■ PROBLEM DESCRIPTION: Provide the number of lines containing the word "Peter", and nothing else.

[Collection entries]
┄┄┄┄┄┄

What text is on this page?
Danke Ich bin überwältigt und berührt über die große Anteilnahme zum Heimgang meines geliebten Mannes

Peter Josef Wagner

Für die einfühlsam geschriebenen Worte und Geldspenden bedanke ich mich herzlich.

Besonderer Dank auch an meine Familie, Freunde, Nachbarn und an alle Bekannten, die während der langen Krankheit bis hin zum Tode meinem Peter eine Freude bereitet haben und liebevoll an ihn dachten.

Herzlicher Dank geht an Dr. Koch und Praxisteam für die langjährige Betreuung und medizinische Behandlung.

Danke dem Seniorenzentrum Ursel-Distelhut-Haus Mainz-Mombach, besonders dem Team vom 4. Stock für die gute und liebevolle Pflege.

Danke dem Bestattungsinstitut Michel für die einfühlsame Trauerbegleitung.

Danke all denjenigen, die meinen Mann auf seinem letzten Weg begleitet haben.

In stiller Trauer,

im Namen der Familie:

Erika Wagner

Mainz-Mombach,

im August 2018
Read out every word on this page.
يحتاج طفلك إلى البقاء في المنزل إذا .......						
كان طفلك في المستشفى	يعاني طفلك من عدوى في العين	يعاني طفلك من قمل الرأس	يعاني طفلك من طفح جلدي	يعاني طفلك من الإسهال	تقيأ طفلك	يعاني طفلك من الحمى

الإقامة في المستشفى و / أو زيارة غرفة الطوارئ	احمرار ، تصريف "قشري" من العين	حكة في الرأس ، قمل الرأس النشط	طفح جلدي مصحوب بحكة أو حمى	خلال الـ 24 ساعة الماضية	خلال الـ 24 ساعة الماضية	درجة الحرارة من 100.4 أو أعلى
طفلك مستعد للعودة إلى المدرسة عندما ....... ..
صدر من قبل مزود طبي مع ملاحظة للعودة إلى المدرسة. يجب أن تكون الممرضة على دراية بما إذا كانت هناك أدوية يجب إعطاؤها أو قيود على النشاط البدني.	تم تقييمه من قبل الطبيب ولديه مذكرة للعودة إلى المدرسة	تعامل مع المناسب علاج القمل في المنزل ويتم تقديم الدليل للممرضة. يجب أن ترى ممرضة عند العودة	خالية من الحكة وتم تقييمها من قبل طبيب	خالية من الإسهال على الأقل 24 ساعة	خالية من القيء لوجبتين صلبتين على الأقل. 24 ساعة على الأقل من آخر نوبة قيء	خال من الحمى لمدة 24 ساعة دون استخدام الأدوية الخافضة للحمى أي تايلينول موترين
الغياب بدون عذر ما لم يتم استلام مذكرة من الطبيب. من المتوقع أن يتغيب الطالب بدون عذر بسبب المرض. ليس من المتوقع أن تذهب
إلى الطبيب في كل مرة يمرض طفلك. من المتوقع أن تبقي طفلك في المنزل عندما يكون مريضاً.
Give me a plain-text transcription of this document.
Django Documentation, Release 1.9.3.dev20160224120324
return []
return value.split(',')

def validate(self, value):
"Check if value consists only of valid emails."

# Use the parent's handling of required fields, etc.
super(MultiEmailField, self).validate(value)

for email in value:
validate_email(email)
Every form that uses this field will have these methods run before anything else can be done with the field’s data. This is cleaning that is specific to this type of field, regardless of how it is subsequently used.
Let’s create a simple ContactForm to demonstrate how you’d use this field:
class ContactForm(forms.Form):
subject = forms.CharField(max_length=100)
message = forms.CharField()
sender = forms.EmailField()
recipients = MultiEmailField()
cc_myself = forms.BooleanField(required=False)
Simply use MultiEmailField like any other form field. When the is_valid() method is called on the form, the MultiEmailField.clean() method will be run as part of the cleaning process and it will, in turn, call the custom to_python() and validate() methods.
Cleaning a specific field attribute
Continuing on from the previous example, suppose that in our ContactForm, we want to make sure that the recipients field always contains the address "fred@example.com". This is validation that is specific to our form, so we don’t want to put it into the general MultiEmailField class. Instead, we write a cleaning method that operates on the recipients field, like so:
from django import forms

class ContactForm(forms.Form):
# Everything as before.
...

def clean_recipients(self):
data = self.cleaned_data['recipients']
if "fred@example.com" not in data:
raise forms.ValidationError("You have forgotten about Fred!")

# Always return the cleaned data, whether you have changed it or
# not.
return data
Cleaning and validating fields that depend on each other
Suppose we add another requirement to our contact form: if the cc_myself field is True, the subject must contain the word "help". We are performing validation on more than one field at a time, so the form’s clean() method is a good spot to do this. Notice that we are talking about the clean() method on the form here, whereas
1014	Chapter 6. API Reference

┄┄┄┄┄┄

■ WRITTEN RESPONSE: 2